> [Data for processing]
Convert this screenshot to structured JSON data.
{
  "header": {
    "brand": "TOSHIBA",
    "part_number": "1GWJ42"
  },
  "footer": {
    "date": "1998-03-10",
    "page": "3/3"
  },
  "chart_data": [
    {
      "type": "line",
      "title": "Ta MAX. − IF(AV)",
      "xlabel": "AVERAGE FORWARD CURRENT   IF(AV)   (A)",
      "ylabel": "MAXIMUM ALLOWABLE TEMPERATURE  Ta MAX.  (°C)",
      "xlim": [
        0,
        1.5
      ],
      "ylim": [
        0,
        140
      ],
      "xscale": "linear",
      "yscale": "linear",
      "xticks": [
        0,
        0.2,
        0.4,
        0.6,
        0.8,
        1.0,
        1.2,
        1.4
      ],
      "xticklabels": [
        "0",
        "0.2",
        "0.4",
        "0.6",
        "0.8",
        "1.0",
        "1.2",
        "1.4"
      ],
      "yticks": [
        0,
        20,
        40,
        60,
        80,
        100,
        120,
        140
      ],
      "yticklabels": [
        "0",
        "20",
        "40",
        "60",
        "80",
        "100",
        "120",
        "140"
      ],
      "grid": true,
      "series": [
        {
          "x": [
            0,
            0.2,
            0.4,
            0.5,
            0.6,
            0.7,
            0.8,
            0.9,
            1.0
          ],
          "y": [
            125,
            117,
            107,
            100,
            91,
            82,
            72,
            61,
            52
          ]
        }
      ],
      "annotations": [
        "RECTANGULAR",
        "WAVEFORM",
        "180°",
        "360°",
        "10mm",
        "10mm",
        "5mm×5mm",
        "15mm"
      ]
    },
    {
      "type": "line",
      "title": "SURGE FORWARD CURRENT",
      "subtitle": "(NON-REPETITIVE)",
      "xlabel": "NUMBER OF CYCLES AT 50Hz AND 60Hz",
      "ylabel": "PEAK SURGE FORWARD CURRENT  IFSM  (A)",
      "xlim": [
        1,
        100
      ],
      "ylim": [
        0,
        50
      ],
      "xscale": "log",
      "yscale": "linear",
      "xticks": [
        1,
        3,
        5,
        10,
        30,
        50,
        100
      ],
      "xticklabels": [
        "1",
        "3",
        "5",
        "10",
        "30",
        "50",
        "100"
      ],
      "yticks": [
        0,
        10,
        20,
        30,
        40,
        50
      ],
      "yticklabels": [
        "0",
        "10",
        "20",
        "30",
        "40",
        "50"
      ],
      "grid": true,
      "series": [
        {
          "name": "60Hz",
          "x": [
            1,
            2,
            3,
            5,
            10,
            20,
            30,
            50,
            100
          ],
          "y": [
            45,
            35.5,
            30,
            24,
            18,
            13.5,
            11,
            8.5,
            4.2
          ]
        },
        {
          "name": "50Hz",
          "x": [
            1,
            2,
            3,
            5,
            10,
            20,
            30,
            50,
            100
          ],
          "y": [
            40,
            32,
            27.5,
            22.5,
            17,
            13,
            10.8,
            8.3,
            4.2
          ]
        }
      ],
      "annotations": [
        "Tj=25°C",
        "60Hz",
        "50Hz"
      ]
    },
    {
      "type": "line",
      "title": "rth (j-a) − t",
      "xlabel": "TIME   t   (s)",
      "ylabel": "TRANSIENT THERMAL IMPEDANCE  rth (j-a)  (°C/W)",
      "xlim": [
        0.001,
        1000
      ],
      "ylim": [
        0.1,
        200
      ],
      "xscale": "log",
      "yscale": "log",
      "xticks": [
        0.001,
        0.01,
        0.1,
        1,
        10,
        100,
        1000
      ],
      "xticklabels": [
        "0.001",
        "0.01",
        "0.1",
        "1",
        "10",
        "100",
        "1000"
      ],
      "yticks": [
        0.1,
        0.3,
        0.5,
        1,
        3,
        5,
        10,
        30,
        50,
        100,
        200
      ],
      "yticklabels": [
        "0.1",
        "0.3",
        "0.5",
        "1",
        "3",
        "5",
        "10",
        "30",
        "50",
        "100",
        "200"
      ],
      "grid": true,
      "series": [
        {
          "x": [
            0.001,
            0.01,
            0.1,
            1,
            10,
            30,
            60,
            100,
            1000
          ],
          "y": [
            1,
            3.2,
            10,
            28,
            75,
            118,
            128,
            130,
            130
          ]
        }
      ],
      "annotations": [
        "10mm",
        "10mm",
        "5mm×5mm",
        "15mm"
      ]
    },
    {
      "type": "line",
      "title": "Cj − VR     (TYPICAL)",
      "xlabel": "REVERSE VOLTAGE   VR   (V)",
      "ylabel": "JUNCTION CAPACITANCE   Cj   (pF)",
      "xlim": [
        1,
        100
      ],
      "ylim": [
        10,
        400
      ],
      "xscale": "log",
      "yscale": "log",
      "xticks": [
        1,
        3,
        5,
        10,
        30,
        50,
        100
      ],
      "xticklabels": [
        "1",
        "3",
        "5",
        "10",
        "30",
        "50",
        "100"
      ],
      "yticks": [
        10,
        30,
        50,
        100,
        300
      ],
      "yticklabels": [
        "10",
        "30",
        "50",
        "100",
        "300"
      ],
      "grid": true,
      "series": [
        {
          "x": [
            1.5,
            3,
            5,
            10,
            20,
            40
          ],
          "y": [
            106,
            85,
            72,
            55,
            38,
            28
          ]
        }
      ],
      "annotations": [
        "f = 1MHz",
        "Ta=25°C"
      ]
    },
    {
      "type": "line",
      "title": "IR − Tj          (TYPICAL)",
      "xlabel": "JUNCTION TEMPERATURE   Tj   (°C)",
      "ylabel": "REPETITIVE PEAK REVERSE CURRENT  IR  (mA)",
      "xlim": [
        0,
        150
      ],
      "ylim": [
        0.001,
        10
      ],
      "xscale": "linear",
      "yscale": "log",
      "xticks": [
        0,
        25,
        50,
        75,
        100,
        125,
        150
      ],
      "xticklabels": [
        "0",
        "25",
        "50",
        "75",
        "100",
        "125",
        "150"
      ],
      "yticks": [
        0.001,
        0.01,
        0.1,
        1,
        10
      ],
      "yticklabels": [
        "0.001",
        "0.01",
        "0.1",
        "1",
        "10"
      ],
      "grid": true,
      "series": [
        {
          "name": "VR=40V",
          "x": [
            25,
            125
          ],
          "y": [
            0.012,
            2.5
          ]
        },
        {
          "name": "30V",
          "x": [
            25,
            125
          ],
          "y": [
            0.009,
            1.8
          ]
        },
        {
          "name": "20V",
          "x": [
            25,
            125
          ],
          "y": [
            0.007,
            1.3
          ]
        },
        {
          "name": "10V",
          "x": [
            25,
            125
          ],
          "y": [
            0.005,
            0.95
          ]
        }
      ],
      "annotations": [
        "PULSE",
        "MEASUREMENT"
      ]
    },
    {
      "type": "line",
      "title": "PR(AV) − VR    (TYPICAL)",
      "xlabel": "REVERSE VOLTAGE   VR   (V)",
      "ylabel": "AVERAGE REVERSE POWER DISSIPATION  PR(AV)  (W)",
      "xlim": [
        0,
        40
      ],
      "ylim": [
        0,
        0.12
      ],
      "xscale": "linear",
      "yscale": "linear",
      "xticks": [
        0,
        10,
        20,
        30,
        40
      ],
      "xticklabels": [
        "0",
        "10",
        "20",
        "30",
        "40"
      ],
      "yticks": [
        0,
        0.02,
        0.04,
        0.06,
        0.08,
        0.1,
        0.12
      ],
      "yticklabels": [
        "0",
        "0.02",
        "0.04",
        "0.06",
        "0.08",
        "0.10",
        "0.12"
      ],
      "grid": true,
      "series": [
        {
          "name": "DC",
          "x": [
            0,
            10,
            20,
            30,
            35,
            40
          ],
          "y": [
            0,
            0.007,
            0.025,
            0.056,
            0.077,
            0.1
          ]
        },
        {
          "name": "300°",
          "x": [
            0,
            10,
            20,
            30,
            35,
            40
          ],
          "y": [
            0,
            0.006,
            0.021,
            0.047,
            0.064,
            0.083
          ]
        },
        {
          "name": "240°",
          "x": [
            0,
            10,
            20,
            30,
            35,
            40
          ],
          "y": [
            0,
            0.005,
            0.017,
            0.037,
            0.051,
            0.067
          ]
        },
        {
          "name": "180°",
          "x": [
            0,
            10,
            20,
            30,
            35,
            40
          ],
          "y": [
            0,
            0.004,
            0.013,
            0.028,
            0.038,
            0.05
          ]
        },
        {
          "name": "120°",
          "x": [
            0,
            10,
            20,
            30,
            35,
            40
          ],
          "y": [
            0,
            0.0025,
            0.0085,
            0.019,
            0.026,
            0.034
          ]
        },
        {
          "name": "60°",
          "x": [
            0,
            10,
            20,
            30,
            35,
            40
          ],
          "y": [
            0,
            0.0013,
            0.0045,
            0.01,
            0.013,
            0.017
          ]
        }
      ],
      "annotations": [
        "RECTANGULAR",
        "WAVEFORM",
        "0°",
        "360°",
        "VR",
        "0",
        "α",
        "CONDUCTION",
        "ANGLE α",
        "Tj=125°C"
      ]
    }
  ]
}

> [Aim]
In the entries above, count each line holding "FORWARD" and report the total and nothing more.

> [The completed task]
3